■ Problem requirements
Pull every line of the entries that has the word "House".

— start —

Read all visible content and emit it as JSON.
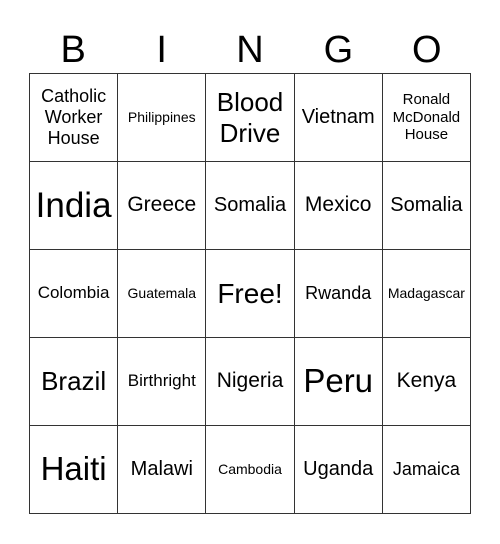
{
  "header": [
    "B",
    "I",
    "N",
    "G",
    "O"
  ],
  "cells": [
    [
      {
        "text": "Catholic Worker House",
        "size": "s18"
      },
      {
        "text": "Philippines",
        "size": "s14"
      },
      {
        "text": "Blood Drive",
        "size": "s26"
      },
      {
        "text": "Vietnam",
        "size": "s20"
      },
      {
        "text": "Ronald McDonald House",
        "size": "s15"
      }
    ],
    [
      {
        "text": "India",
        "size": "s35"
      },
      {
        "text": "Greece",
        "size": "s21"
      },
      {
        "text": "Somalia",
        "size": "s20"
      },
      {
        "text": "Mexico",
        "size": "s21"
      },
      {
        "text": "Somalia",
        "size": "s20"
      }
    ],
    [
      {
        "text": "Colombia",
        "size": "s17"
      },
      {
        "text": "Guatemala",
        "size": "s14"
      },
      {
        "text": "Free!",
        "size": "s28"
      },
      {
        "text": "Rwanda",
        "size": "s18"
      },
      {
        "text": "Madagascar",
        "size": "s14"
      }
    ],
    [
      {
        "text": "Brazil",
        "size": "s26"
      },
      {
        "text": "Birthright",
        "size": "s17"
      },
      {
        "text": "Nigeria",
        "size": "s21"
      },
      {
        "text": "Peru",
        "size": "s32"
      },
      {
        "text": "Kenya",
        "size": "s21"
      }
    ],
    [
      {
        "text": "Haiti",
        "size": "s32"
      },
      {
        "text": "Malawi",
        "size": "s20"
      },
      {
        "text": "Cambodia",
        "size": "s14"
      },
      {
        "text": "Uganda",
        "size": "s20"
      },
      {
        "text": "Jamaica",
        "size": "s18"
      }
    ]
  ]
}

— end —
— start —

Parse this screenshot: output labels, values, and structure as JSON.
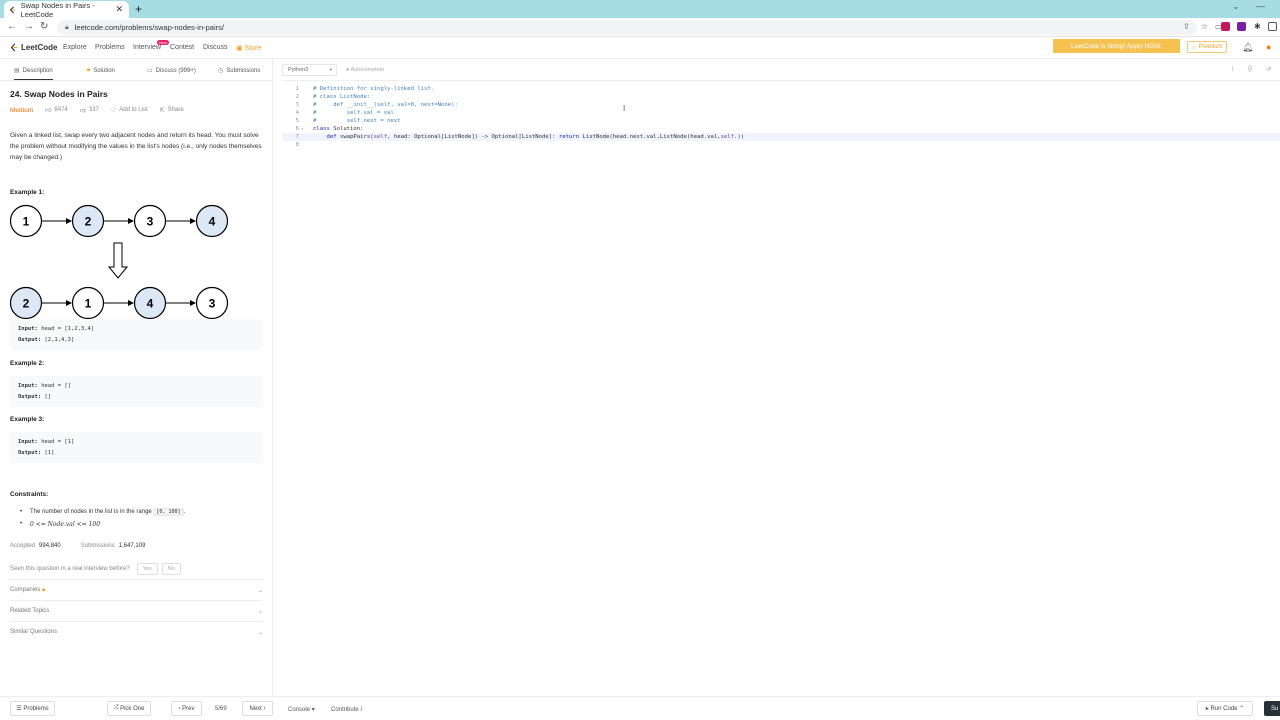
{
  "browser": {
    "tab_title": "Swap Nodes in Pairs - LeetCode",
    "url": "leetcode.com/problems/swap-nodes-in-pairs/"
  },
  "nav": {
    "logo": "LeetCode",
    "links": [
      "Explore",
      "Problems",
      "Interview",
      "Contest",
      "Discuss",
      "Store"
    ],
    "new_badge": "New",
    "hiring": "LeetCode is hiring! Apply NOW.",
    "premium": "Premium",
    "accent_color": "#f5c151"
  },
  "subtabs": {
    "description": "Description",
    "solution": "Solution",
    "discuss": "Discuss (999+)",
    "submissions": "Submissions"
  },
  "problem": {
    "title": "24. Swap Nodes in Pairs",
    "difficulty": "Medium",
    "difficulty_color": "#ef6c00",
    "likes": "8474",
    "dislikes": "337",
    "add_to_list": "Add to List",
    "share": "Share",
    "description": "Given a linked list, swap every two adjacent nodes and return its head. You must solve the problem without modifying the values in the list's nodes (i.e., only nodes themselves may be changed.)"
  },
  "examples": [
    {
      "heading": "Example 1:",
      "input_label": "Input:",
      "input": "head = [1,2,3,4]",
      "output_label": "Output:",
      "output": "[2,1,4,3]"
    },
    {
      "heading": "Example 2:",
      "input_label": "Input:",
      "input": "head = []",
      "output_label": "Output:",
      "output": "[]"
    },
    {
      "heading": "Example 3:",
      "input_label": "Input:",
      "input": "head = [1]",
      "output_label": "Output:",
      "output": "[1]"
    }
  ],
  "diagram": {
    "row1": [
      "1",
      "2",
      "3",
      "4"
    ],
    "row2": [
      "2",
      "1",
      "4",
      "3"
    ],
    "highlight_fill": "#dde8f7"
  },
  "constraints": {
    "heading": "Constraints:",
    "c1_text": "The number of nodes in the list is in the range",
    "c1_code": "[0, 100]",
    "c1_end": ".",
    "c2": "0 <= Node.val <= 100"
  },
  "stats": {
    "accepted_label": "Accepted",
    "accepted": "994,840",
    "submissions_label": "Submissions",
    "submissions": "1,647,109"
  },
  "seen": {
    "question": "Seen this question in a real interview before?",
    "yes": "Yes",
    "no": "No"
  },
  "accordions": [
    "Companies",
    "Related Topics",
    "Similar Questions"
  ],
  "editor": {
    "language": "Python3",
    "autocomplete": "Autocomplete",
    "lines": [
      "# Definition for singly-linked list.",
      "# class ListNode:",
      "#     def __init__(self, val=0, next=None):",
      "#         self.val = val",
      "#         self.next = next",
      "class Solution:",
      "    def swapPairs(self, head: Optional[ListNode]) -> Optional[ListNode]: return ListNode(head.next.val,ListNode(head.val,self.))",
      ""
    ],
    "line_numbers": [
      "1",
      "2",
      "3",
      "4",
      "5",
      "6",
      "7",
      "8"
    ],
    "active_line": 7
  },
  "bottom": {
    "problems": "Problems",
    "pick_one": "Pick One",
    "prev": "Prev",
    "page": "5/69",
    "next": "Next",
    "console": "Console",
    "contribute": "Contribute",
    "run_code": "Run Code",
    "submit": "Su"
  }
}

— end —

■ Result of the exercise
        "text": "Catholic Worker House",
        "text": "Ronald McDonald House",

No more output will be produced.